[start Rows]

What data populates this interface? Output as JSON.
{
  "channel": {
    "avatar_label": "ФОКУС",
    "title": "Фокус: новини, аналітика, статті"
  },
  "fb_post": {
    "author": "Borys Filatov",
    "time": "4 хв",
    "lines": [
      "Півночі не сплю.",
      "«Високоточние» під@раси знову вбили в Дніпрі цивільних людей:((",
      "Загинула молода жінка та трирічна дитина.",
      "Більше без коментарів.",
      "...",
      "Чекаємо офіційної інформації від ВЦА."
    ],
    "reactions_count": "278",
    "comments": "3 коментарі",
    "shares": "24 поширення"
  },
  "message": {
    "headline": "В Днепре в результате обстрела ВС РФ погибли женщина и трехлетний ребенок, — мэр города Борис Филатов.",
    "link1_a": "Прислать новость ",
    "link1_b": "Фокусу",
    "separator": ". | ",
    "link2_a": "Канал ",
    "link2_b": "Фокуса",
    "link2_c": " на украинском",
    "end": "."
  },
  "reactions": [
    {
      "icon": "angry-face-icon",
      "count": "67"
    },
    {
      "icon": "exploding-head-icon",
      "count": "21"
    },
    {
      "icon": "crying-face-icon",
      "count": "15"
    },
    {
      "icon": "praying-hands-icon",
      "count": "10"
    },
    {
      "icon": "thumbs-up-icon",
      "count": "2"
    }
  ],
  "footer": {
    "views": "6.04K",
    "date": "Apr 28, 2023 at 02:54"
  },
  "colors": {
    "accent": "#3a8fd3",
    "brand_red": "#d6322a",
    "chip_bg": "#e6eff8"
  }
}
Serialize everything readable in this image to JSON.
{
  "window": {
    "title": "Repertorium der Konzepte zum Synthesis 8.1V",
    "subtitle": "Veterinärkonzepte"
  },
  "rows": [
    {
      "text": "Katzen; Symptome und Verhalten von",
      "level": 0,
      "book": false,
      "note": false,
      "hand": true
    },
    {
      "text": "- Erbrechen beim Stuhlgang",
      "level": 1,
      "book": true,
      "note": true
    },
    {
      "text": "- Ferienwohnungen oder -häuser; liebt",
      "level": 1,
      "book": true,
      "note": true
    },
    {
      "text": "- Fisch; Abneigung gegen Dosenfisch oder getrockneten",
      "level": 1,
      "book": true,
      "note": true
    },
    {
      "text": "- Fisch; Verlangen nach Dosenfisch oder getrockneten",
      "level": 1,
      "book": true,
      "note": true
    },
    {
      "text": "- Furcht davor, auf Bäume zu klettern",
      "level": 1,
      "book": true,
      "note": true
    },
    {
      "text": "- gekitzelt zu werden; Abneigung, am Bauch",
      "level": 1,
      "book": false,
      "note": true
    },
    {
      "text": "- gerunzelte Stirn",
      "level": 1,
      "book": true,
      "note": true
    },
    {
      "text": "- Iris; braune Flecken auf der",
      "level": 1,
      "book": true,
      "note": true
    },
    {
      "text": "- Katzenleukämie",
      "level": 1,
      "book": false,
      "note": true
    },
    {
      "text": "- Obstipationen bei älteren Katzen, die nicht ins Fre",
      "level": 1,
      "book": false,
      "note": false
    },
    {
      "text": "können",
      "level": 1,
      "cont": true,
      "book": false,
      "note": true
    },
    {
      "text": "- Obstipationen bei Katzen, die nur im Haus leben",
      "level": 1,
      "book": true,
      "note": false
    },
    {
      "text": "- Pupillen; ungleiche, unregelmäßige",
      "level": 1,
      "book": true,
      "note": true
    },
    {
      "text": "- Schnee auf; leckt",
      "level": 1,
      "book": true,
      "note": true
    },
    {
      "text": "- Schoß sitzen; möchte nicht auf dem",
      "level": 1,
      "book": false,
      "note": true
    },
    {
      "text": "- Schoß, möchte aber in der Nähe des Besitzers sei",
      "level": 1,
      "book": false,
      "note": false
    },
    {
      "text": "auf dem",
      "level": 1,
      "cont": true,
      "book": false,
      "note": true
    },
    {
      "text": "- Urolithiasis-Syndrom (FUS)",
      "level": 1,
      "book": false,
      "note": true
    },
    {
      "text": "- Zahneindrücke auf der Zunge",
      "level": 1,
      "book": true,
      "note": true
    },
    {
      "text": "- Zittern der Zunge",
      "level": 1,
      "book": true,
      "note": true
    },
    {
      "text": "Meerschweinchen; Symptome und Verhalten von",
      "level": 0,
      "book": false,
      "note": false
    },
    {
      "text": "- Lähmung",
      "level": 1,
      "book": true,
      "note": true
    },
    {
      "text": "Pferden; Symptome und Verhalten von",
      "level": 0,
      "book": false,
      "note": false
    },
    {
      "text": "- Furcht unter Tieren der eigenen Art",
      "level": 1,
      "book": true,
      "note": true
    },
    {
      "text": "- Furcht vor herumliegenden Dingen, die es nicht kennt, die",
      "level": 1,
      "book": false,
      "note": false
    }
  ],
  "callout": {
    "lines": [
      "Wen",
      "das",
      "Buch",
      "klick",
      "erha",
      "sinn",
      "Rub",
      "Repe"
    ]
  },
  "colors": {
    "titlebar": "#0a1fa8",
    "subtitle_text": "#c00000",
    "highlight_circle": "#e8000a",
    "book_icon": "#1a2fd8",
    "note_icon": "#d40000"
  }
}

[end Rows]

** Given exercise **
Above is a listing; report how many of its lines include the word "oder", giving the number only.

** Final result **
3